» **Task brief**:
Restate the entries below verbatim.

» **Raw data**:
-=-=-

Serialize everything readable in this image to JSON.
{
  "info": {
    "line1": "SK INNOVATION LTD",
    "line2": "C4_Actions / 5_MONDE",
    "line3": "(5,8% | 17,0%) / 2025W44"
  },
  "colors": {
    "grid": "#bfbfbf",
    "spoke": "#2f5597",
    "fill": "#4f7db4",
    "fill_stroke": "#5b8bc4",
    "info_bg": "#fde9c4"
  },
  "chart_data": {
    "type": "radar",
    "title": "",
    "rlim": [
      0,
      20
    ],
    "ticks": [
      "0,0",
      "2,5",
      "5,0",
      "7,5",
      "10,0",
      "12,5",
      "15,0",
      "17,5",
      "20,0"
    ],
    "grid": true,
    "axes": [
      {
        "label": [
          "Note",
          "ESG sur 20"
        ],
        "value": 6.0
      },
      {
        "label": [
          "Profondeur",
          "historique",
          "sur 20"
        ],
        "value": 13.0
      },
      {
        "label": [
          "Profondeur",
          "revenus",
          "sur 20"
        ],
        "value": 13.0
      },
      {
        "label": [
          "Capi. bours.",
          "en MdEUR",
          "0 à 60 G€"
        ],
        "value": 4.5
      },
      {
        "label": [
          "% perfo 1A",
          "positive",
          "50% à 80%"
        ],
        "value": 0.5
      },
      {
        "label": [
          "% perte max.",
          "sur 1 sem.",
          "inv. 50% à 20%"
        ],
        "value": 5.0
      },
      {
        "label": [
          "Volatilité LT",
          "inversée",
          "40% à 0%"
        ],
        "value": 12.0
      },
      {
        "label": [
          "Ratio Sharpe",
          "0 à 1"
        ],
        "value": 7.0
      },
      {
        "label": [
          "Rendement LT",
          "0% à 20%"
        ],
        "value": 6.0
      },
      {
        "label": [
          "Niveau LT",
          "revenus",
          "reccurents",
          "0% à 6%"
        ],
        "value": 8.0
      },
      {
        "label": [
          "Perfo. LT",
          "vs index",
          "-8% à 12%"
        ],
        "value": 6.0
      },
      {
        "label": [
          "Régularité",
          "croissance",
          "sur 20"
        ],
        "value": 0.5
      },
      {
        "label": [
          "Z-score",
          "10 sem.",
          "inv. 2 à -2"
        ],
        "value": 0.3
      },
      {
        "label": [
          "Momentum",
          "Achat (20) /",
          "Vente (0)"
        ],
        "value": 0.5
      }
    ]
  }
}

-=-=-

» **Exercise result**:
Serialize everything readable in this image to JSON.
{
  "info": {
    "line1": "SK INNOVATION LTD",
    "line2": "C4_Actions / 5_MONDE",
    "line3": "(5,8% | 17,0%) / 2025W44"
  },
  "colors": {
    "grid": "#bfbfbf",
    "spoke": "#2f5597",
    "fill": "#4f7db4",
    "fill_stroke": "#5b8bc4",
    "info_bg": "#fde9c4"
  },
  "chart_data": {
    "type": "radar",
    "title": "",
    "rlim": [
      0,
      20
    ],
    "ticks": [
      "0,0",
      "2,5",
      "5,0",
      "7,5",
      "10,0",
      "12,5",
      "15,0",
      "17,5",
      "20,0"
    ],
    "grid": true,
    "axes": [
      {
        "label": [
          "Note",
          "ESG sur 20"
        ],
        "value": 6.0
      },
      {
        "label": [
          "Profondeur",
          "historique",
          "sur 20"
        ],
        "value": 13.0
      },
      {
        "label": [
          "Profondeur",
          "revenus",
          "sur 20"
        ],
        "value": 13.0
      },
      {
        "label": [
          "Capi. bours.",
          "en MdEUR",
          "0 à 60 G€"
        ],
        "value": 4.5
      },
      {
        "label": [
          "% perfo 1A",
          "positive",
          "50% à 80%"
        ],
        "value": 0.5
      },
      {
        "label": [
          "% perte max.",
          "sur 1 sem.",
          "inv. 50% à 20%"
        ],
        "value": 5.0
      },
      {
        "label": [
          "Volatilité LT",
          "inversée",
          "40% à 0%"
        ],
        "value": 12.0
      },
      {
        "label": [
          "Ratio Sharpe",
          "0 à 1"
        ],
        "value": 7.0
      },
      {
        "label": [
          "Rendement LT",
          "0% à 20%"
        ],
        "value": 6.0
      },
      {
        "label": [
          "Niveau LT",
          "revenus",
          "reccurents",
          "0% à 6%"
        ],
        "value": 8.0
      },
      {
        "label": [
          "Perfo. LT",
          "vs index",
          "-8% à 12%"
        ],
        "value": 6.0
      },
      {
        "label": [
          "Régularité",
          "croissance",
          "sur 20"
        ],
        "value": 0.5
      },
      {
        "label": [
          "Z-score",
          "10 sem.",
          "inv. 2 à -2"
        ],
        "value": 0.3
      },
      {
        "label": [
          "Momentum",
          "Achat (20) /",
          "Vente (0)"
        ],
        "value": 0.5
      }
    ]
  }
}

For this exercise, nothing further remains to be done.